Search the material for the word "Гагарина" and report each line where it turns up.

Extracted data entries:
* START *

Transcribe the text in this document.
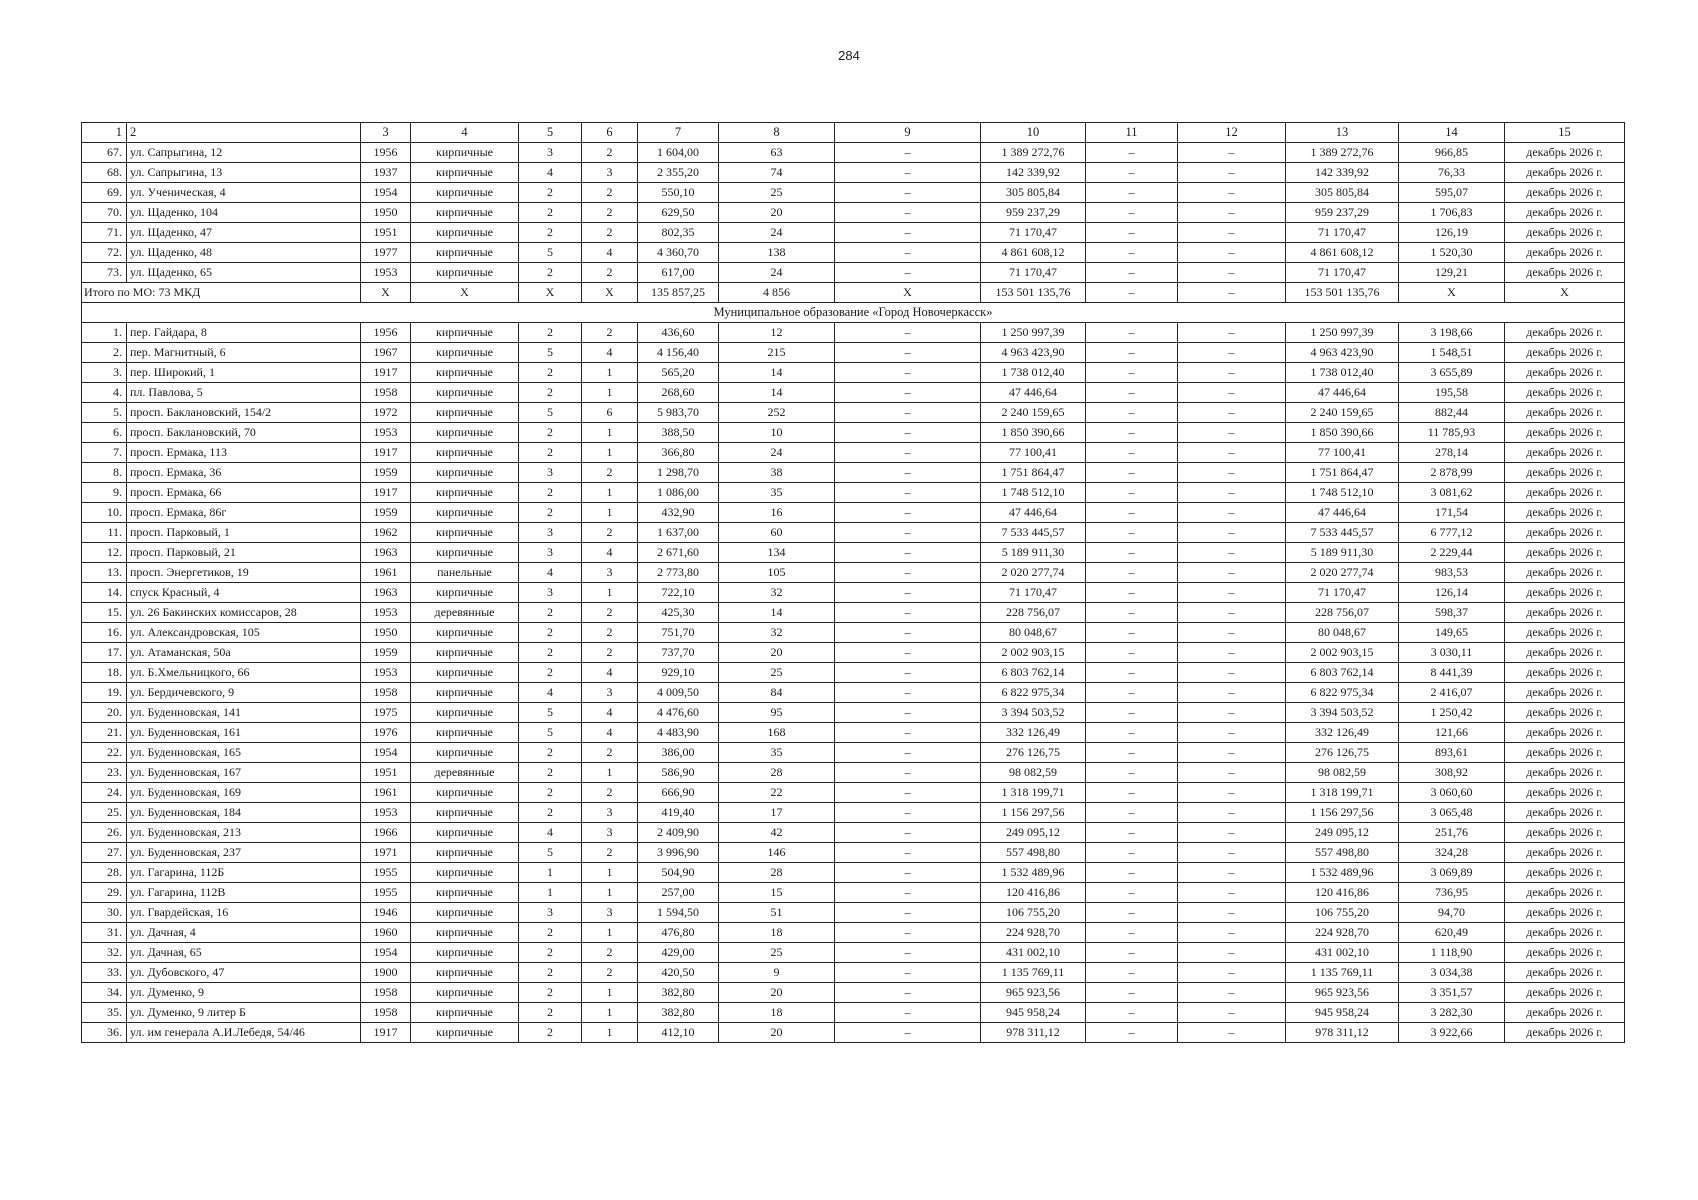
284
1	2	3	4	5	6	7	8	9	10	11	12	13	14	15
67.	ул. Сапрыгина, 12	1956	кирпичные	3	2	1 604,00	63	–	1 389 272,76	–	–	1 389 272,76	966,85	декабрь 2026 г.
68.	ул. Сапрыгина, 13	1937	кирпичные	4	3	2 355,20	74	–	142 339,92	–	–	142 339,92	76,33	декабрь 2026 г.
69.	ул. Ученическая, 4	1954	кирпичные	2	2	550,10	25	–	305 805,84	–	–	305 805,84	595,07	декабрь 2026 г.
70.	ул. Щаденко, 104	1950	кирпичные	2	2	629,50	20	–	959 237,29	–	–	959 237,29	1 706,83	декабрь 2026 г.
71.	ул. Щаденко, 47	1951	кирпичные	2	2	802,35	24	–	71 170,47	–	–	71 170,47	126,19	декабрь 2026 г.
72.	ул. Щаденко, 48	1977	кирпичные	5	4	4 360,70	138	–	4 861 608,12	–	–	4 861 608,12	1 520,30	декабрь 2026 г.
73.	ул. Щаденко, 65	1953	кирпичные	2	2	617,00	24	–	71 170,47	–	–	71 170,47	129,21	декабрь 2026 г.
Итого по МО: 73 МКД		X	X	X	X	135 857,25	4 856	X	153 501 135,76	–	–	153 501 135,76	X	X
Муниципальное образование «Город Новочеркасск»														
1.	пер. Гайдара, 8	1956	кирпичные	2	2	436,60	12	–	1 250 997,39	–	–	1 250 997,39	3 198,66	декабрь 2026 г.
2.	пер. Магнитный, 6	1967	кирпичные	5	4	4 156,40	215	–	4 963 423,90	–	–	4 963 423,90	1 548,51	декабрь 2026 г.
3.	пер. Широкий, 1	1917	кирпичные	2	1	565,20	14	–	1 738 012,40	–	–	1 738 012,40	3 655,89	декабрь 2026 г.
4.	пл. Павлова, 5	1958	кирпичные	2	1	268,60	14	–	47 446,64	–	–	47 446,64	195,58	декабрь 2026 г.
5.	просп. Баклановский, 154/2	1972	кирпичные	5	6	5 983,70	252	–	2 240 159,65	–	–	2 240 159,65	882,44	декабрь 2026 г.
6.	просп. Баклановский, 70	1953	кирпичные	2	1	388,50	10	–	1 850 390,66	–	–	1 850 390,66	11 785,93	декабрь 2026 г.
7.	просп. Ермака, 113	1917	кирпичные	2	1	366,80	24	–	77 100,41	–	–	77 100,41	278,14	декабрь 2026 г.
8.	просп. Ермака, 36	1959	кирпичные	3	2	1 298,70	38	–	1 751 864,47	–	–	1 751 864,47	2 878,99	декабрь 2026 г.
9.	просп. Ермака, 66	1917	кирпичные	2	1	1 086,00	35	–	1 748 512,10	–	–	1 748 512,10	3 081,62	декабрь 2026 г.
10.	просп. Ермака, 86г	1959	кирпичные	2	1	432,90	16	–	47 446,64	–	–	47 446,64	171,54	декабрь 2026 г.
11.	просп. Парковый, 1	1962	кирпичные	3	2	1 637,00	60	–	7 533 445,57	–	–	7 533 445,57	6 777,12	декабрь 2026 г.
12.	просп. Парковый, 21	1963	кирпичные	3	4	2 671,60	134	–	5 189 911,30	–	–	5 189 911,30	2 229,44	декабрь 2026 г.
13.	просп. Энергетиков, 19	1961	панельные	4	3	2 773,80	105	–	2 020 277,74	–	–	2 020 277,74	983,53	декабрь 2026 г.
14.	спуск Красный, 4	1963	кирпичные	3	1	722,10	32	–	71 170,47	–	–	71 170,47	126,14	декабрь 2026 г.
15.	ул. 26 Бакинских комиссаров, 28	1953	деревянные	2	2	425,30	14	–	228 756,07	–	–	228 756,07	598,37	декабрь 2026 г.
16.	ул. Александровская, 105	1950	кирпичные	2	2	751,70	32	–	80 048,67	–	–	80 048,67	149,65	декабрь 2026 г.
17.	ул. Атаманская, 50а	1959	кирпичные	2	2	737,70	20	–	2 002 903,15	–	–	2 002 903,15	3 030,11	декабрь 2026 г.
18.	ул. Б.Хмельницкого, 66	1953	кирпичные	2	4	929,10	25	–	6 803 762,14	–	–	6 803 762,14	8 441,39	декабрь 2026 г.
19.	ул. Бердичевского, 9	1958	кирпичные	4	3	4 009,50	84	–	6 822 975,34	–	–	6 822 975,34	2 416,07	декабрь 2026 г.
20.	ул. Буденновская, 141	1975	кирпичные	5	4	4 476,60	95	–	3 394 503,52	–	–	3 394 503,52	1 250,42	декабрь 2026 г.
21.	ул. Буденновская, 161	1976	кирпичные	5	4	4 483,90	168	–	332 126,49	–	–	332 126,49	121,66	декабрь 2026 г.
22.	ул. Буденновская, 165	1954	кирпичные	2	2	386,00	35	–	276 126,75	–	–	276 126,75	893,61	декабрь 2026 г.
23.	ул. Буденновская, 167	1951	деревянные	2	1	586,90	28	–	98 082,59	–	–	98 082,59	308,92	декабрь 2026 г.
24.	ул. Буденновская, 169	1961	кирпичные	2	2	666,90	22	–	1 318 199,71	–	–	1 318 199,71	3 060,60	декабрь 2026 г.
25.	ул. Буденновская, 184	1953	кирпичные	2	3	419,40	17	–	1 156 297,56	–	–	1 156 297,56	3 065,48	декабрь 2026 г.
26.	ул. Буденновская, 213	1966	кирпичные	4	3	2 409,90	42	–	249 095,12	–	–	249 095,12	251,76	декабрь 2026 г.
27.	ул. Буденновская, 237	1971	кирпичные	5	2	3 996,90	146	–	557 498,80	–	–	557 498,80	324,28	декабрь 2026 г.
28.	ул. Гагарина, 112Б	1955	кирпичные	1	1	504,90	28	–	1 532 489,96	–	–	1 532 489,96	3 069,89	декабрь 2026 г.
29.	ул. Гагарина, 112В	1955	кирпичные	1	1	257,00	15	–	120 416,86	–	–	120 416,86	736,95	декабрь 2026 г.
30.	ул. Гвардейская, 16	1946	кирпичные	3	3	1 594,50	51	–	106 755,20	–	–	106 755,20	94,70	декабрь 2026 г.
31.	ул. Дачная, 4	1960	кирпичные	2	1	476,80	18	–	224 928,70	–	–	224 928,70	620,49	декабрь 2026 г.
32.	ул. Дачная, 65	1954	кирпичные	2	2	429,00	25	–	431 002,10	–	–	431 002,10	1 118,90	декабрь 2026 г.
33.	ул. Дубовского, 47	1900	кирпичные	2	2	420,50	9	–	1 135 769,11	–	–	1 135 769,11	3 034,38	декабрь 2026 г.
34.	ул. Думенко, 9	1958	кирпичные	2	1	382,80	20	–	965 923,56	–	–	965 923,56	3 351,57	декабрь 2026 г.
35.	ул. Думенко, 9 литер Б	1958	кирпичные	2	1	382,80	18	–	945 958,24	–	–	945 958,24	3 282,30	декабрь 2026 г.
36.	ул. им генерала А.И.Лебедя, 54/46	1917	кирпичные	2	1	412,10	20	–	978 311,12	–	–	978 311,12	3 922,66	декабрь 2026 г.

* END *

Correct response:
28.	ул. Гагарина, 112Б	1955	кирпичные	1	1	504,90	28	–	1 532 489,96	–	–	1 532 489,96	3 069,89	декабрь 2026 г.
29.	ул. Гагарина, 112В	1955	кирпичные	1	1	257,00	15	–	120 416,86	–	–	120 416,86	736,95	декабрь 2026 г.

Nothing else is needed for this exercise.